Find the lines that hold the word "Unmanned" and return them.

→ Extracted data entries
::::

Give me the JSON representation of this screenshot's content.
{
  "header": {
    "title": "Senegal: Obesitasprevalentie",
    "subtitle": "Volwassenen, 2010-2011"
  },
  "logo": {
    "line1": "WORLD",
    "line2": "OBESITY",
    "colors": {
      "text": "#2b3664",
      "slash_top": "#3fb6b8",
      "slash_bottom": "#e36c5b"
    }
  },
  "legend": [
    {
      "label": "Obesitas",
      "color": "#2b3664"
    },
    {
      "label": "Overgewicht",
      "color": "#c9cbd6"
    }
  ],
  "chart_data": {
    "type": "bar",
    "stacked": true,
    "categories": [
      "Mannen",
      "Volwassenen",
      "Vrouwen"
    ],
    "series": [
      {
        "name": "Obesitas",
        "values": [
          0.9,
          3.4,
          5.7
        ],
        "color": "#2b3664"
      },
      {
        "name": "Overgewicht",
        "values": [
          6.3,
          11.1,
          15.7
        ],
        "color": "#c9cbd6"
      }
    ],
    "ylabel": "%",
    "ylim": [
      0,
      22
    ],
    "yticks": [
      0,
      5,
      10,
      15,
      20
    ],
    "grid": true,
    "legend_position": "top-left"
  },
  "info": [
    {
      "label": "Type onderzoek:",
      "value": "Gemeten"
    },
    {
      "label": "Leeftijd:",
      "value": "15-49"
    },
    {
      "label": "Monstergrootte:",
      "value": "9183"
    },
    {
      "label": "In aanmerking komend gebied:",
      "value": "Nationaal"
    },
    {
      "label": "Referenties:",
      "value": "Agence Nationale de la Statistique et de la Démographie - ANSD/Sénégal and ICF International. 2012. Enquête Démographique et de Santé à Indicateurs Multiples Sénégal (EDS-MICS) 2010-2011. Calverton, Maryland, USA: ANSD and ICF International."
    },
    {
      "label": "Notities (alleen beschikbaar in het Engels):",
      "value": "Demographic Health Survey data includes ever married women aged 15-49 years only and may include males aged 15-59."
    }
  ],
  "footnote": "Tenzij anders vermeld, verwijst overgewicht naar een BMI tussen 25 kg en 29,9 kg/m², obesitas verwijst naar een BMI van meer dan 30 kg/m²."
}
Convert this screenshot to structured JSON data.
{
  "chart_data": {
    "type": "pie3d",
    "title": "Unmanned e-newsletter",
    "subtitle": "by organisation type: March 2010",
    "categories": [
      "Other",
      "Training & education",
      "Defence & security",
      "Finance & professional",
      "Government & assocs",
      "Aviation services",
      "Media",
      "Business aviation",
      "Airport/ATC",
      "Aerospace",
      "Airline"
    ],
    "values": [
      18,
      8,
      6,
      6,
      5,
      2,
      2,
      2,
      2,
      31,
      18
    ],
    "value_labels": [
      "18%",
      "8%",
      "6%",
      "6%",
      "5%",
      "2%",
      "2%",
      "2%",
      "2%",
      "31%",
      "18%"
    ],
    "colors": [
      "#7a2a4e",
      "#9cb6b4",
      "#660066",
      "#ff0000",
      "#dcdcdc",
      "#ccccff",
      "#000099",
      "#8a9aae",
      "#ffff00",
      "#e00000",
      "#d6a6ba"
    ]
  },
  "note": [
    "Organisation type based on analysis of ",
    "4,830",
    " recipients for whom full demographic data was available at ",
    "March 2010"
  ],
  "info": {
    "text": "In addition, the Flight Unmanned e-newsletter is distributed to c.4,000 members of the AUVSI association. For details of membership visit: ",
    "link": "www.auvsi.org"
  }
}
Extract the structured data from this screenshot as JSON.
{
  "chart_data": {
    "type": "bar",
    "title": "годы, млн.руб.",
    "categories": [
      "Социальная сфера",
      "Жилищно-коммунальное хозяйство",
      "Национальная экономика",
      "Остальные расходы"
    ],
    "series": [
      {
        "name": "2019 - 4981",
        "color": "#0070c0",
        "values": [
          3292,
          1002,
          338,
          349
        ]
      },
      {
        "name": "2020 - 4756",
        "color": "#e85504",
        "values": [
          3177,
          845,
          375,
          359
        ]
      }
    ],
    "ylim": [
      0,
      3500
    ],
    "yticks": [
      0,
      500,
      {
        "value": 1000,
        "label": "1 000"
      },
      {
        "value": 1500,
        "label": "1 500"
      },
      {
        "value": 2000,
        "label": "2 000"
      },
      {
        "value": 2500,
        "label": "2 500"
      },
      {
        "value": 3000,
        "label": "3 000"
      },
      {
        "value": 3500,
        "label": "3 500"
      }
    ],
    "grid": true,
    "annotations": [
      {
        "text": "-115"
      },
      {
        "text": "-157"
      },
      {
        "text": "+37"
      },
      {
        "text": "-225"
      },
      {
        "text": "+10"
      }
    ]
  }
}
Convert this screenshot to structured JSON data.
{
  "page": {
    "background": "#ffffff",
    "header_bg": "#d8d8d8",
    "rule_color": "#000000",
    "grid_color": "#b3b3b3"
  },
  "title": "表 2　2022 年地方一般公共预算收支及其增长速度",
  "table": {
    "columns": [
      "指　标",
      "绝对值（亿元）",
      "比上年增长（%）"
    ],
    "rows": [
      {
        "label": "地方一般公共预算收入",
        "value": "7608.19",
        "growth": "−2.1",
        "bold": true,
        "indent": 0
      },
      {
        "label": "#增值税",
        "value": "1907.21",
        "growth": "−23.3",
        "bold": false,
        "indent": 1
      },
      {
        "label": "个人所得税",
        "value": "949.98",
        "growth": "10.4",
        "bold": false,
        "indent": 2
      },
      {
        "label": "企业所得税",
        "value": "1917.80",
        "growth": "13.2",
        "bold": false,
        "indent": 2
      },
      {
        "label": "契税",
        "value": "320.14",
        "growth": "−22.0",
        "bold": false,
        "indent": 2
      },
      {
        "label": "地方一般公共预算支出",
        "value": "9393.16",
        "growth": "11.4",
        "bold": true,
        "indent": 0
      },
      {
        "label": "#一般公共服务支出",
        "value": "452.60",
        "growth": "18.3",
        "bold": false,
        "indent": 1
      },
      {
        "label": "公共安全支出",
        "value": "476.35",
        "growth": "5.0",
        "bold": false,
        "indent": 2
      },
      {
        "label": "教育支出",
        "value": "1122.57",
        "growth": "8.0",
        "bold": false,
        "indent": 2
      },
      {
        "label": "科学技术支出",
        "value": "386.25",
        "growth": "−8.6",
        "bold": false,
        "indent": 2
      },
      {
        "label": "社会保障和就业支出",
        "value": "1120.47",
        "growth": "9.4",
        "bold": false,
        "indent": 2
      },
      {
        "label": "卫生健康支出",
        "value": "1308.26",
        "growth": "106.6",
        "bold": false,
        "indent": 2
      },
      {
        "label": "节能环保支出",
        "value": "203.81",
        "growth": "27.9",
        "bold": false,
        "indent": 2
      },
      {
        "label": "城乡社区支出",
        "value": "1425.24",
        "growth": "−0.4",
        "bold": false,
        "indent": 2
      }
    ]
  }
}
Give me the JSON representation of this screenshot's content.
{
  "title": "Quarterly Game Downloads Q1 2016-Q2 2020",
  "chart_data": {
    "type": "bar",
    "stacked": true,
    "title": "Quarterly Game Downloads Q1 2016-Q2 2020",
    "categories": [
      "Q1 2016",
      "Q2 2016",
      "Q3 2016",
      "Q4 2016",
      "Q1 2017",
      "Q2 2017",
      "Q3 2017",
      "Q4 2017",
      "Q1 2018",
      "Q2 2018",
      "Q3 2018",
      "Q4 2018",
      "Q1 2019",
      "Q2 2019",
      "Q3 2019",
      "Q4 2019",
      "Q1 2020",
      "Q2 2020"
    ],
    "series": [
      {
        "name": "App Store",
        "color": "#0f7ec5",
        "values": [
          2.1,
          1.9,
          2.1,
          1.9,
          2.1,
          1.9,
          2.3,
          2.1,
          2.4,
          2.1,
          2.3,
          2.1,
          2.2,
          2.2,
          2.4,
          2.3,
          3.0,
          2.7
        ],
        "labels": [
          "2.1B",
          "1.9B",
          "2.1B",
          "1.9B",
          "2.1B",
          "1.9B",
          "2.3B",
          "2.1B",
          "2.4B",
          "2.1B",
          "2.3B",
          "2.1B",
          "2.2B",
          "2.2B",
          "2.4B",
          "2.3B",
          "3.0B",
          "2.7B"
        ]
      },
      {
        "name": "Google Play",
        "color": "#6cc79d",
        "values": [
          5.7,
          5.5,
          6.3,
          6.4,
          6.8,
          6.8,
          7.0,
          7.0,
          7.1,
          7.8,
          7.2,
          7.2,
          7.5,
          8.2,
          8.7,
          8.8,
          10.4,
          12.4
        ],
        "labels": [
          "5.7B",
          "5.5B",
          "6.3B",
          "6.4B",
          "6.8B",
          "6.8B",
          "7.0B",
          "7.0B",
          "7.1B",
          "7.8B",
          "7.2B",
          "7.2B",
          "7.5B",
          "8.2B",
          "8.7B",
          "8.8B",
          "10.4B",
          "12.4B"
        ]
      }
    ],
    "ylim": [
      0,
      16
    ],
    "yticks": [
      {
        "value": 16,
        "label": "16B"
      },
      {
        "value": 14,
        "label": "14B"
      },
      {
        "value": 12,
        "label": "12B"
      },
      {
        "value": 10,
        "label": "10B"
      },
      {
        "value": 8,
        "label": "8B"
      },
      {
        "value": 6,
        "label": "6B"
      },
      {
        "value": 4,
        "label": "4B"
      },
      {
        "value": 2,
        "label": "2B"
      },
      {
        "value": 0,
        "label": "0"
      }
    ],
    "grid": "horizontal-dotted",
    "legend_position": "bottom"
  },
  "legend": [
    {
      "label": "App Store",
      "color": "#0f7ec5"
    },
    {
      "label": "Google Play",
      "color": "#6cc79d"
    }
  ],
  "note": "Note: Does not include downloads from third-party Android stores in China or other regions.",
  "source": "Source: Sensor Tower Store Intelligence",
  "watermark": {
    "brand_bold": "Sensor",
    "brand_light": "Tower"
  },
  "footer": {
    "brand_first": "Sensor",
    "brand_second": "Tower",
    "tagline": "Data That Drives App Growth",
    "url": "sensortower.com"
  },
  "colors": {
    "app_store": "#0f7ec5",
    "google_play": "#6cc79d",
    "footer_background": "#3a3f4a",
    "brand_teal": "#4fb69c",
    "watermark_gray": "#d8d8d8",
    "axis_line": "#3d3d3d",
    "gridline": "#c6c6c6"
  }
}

::::

→ Complete output
    "title": "Unmanned e-newsletter",
    "text": "In addition, the Flight Unmanned e-newsletter is distributed to c.4,000 members of the AUVSI association. For details of membership visit: ",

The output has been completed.